■ **WHAT YOU SHOULD DO**: Please print every record below exactly as it appears.

-- start TASK INPUTS --

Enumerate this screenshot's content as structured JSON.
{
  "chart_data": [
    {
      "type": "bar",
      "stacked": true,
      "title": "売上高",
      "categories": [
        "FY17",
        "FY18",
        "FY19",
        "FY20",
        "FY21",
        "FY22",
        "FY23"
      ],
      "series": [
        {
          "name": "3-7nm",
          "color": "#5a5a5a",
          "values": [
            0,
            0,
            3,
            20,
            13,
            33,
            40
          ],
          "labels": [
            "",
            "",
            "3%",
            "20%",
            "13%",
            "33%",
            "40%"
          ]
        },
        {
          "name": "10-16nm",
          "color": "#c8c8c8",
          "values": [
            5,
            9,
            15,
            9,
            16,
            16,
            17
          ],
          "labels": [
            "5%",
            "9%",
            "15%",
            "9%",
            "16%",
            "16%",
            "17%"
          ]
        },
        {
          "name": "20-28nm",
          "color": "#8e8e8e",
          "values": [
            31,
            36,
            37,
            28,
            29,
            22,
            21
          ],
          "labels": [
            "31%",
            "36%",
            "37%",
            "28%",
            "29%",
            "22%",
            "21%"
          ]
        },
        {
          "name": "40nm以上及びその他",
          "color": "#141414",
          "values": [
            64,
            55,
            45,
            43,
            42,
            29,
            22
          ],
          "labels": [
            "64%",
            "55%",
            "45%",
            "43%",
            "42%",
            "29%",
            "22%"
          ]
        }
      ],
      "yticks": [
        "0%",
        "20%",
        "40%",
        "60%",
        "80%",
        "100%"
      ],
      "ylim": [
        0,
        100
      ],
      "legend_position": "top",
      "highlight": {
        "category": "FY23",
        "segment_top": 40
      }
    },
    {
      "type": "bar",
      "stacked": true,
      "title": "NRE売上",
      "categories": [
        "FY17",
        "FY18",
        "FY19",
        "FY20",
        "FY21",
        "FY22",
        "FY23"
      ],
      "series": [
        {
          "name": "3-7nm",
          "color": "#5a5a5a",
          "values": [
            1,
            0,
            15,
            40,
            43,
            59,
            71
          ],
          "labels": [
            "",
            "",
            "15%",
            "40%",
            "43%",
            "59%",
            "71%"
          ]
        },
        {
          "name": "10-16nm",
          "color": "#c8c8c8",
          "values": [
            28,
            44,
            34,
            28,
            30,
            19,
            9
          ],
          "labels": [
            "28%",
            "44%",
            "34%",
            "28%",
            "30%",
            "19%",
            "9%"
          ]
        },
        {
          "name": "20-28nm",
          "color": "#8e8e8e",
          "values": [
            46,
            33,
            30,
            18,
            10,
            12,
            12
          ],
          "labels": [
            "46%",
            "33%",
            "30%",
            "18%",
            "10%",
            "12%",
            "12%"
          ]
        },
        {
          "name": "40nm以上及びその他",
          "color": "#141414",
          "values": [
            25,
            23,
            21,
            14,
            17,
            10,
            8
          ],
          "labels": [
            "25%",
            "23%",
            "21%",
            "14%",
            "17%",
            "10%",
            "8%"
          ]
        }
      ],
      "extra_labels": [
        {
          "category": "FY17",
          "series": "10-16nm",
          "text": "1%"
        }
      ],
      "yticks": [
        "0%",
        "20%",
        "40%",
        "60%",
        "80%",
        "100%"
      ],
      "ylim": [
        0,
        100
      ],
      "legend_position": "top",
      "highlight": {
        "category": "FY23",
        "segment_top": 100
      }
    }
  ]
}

-- end TASK INPUTS --

■ **THE ANSWER**:
Enumerate this screenshot's content as structured JSON.
{
  "chart_data": [
    {
      "type": "bar",
      "stacked": true,
      "title": "売上高",
      "categories": [
        "FY17",
        "FY18",
        "FY19",
        "FY20",
        "FY21",
        "FY22",
        "FY23"
      ],
      "series": [
        {
          "name": "3-7nm",
          "color": "#5a5a5a",
          "values": [
            0,
            0,
            3,
            20,
            13,
            33,
            40
          ],
          "labels": [
            "",
            "",
            "3%",
            "20%",
            "13%",
            "33%",
            "40%"
          ]
        },
        {
          "name": "10-16nm",
          "color": "#c8c8c8",
          "values": [
            5,
            9,
            15,
            9,
            16,
            16,
            17
          ],
          "labels": [
            "5%",
            "9%",
            "15%",
            "9%",
            "16%",
            "16%",
            "17%"
          ]
        },
        {
          "name": "20-28nm",
          "color": "#8e8e8e",
          "values": [
            31,
            36,
            37,
            28,
            29,
            22,
            21
          ],
          "labels": [
            "31%",
            "36%",
            "37%",
            "28%",
            "29%",
            "22%",
            "21%"
          ]
        },
        {
          "name": "40nm以上及びその他",
          "color": "#141414",
          "values": [
            64,
            55,
            45,
            43,
            42,
            29,
            22
          ],
          "labels": [
            "64%",
            "55%",
            "45%",
            "43%",
            "42%",
            "29%",
            "22%"
          ]
        }
      ],
      "yticks": [
        "0%",
        "20%",
        "40%",
        "60%",
        "80%",
        "100%"
      ],
      "ylim": [
        0,
        100
      ],
      "legend_position": "top",
      "highlight": {
        "category": "FY23",
        "segment_top": 40
      }
    },
    {
      "type": "bar",
      "stacked": true,
      "title": "NRE売上",
      "categories": [
        "FY17",
        "FY18",
        "FY19",
        "FY20",
        "FY21",
        "FY22",
        "FY23"
      ],
      "series": [
        {
          "name": "3-7nm",
          "color": "#5a5a5a",
          "values": [
            1,
            0,
            15,
            40,
            43,
            59,
            71
          ],
          "labels": [
            "",
            "",
            "15%",
            "40%",
            "43%",
            "59%",
            "71%"
          ]
        },
        {
          "name": "10-16nm",
          "color": "#c8c8c8",
          "values": [
            28,
            44,
            34,
            28,
            30,
            19,
            9
          ],
          "labels": [
            "28%",
            "44%",
            "34%",
            "28%",
            "30%",
            "19%",
            "9%"
          ]
        },
        {
          "name": "20-28nm",
          "color": "#8e8e8e",
          "values": [
            46,
            33,
            30,
            18,
            10,
            12,
            12
          ],
          "labels": [
            "46%",
            "33%",
            "30%",
            "18%",
            "10%",
            "12%",
            "12%"
          ]
        },
        {
          "name": "40nm以上及びその他",
          "color": "#141414",
          "values": [
            25,
            23,
            21,
            14,
            17,
            10,
            8
          ],
          "labels": [
            "25%",
            "23%",
            "21%",
            "14%",
            "17%",
            "10%",
            "8%"
          ]
        }
      ],
      "extra_labels": [
        {
          "category": "FY17",
          "series": "10-16nm",
          "text": "1%"
        }
      ],
      "yticks": [
        "0%",
        "20%",
        "40%",
        "60%",
        "80%",
        "100%"
      ],
      "ylim": [
        0,
        100
      ],
      "legend_position": "top",
      "highlight": {
        "category": "FY23",
        "segment_top": 100
      }
    }
  ]
}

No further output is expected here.